Render all of the data below as a numbered list, one line per item, and leave out any blank lines.

(Saved data entries)
* * * *

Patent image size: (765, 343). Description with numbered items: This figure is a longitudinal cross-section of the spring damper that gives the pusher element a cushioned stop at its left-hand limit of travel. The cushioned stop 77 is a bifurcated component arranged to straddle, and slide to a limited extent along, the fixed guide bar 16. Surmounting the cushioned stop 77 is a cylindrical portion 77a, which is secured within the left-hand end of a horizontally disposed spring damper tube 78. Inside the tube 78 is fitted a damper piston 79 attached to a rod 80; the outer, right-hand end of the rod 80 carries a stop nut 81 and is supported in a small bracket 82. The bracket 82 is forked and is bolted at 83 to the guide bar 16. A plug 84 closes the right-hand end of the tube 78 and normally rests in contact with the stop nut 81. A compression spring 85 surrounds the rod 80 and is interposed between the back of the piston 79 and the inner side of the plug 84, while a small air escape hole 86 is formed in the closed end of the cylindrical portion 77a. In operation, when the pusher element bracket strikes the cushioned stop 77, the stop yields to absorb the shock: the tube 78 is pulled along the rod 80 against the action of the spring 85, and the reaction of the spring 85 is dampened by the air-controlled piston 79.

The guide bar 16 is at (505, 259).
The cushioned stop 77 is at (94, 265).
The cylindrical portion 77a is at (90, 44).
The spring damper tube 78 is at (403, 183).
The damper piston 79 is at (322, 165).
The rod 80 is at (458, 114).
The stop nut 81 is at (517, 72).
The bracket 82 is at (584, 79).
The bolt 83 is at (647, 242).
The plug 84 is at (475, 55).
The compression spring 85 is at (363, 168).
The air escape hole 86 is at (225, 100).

* * * *

_Worked answer_:
1. Patent image size: (765, 343). Description with numbered items: This figure is a longitudinal cross-section of the spring damper that gives the pusher element a cushioned stop at its left-hand limit of travel. The cushioned stop 77 is a bifurcated component arranged to straddle, and slide to a limited extent along, the fixed guide bar 16. Surmounting the cushioned stop 77 is a cylindrical portion 77a, which is secured within the left-hand end of a horizontally disposed spring damper tube 78. Inside the tube 78 is fitted a damper piston 79 attached to a rod 80; the outer, right-hand end of the rod 80 carries a stop nut 81 and is supported in a small bracket 82. The bracket 82 is forked and is bolted at 83 to the guide bar 16. A plug 84 closes the right-hand end of the tube 78 and normally rests in contact with the stop nut 81. A compression spring 85 surrounds the rod 80 and is interposed between the back of the piston 79 and the inner side of the plug 84, while a small air escape hole 86 is formed in the closed end of the cylindrical portion 77a. In operation, when the pusher element bracket strikes the cushioned stop 77, the stop yields to absorb the shock: the tube 78 is pulled along the rod 80 against the action of the spring 85, and the reaction of the spring 85 is dampened by the air-controlled piston 79.
2. The guide bar 16 is at (505, 259).
3. The cushioned stop 77 is at (94, 265).
4. The cylindrical portion 77a is at (90, 44).
5. The spring damper tube 78 is at (403, 183).
6. The damper piston 79 is at (322, 165).
7. The rod 80 is at (458, 114).
8. The stop nut 81 is at (517, 72).
9. The bracket 82 is at (584, 79).
10. The bolt 83 is at (647, 242).
11. The plug 84 is at (475, 55).
12. The compression spring 85 is at (363, 168).
13. The air escape hole 86 is at (225, 100).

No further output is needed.